§ **Stored data entries**
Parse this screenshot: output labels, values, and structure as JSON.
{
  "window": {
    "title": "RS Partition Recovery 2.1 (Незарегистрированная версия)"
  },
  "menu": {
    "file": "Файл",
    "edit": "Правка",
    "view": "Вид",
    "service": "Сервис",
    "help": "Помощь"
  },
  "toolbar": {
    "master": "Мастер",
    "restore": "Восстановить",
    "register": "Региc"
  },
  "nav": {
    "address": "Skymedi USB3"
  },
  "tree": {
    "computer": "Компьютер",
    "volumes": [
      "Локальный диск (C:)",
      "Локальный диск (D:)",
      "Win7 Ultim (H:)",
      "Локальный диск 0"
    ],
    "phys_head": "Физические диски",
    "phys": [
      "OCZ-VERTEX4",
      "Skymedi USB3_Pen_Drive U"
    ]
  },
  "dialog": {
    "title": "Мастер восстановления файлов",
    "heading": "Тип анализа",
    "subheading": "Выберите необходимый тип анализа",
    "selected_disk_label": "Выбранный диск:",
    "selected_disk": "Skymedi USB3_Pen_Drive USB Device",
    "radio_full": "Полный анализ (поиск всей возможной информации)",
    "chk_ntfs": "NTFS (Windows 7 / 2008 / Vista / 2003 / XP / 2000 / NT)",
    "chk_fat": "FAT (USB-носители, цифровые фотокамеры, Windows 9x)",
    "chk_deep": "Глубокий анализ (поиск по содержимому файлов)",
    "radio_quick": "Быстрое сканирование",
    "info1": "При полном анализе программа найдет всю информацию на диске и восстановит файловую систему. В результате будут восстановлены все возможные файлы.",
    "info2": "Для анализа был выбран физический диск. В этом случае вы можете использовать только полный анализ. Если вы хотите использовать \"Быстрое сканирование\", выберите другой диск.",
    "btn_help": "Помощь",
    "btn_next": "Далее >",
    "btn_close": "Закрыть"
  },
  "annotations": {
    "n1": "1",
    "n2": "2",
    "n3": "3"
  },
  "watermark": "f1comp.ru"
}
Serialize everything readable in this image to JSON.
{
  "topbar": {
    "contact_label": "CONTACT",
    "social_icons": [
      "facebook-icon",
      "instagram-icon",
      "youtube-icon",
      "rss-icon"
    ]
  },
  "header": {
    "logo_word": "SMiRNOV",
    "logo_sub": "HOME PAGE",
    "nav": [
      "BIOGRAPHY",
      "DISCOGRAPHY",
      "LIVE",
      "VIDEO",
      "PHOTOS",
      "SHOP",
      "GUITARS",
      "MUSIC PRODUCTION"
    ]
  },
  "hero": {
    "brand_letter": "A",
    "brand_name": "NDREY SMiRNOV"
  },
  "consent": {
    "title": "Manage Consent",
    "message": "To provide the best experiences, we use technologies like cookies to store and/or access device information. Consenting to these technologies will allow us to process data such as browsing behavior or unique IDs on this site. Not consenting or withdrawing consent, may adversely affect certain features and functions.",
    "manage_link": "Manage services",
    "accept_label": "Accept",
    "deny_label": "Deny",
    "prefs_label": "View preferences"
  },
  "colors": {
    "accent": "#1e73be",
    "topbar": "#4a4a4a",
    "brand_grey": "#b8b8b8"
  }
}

§ **What is required**
Count the lines in the records above that contain the word "SMiRNOV", and reply with only that number.

§ **Correct answer**
2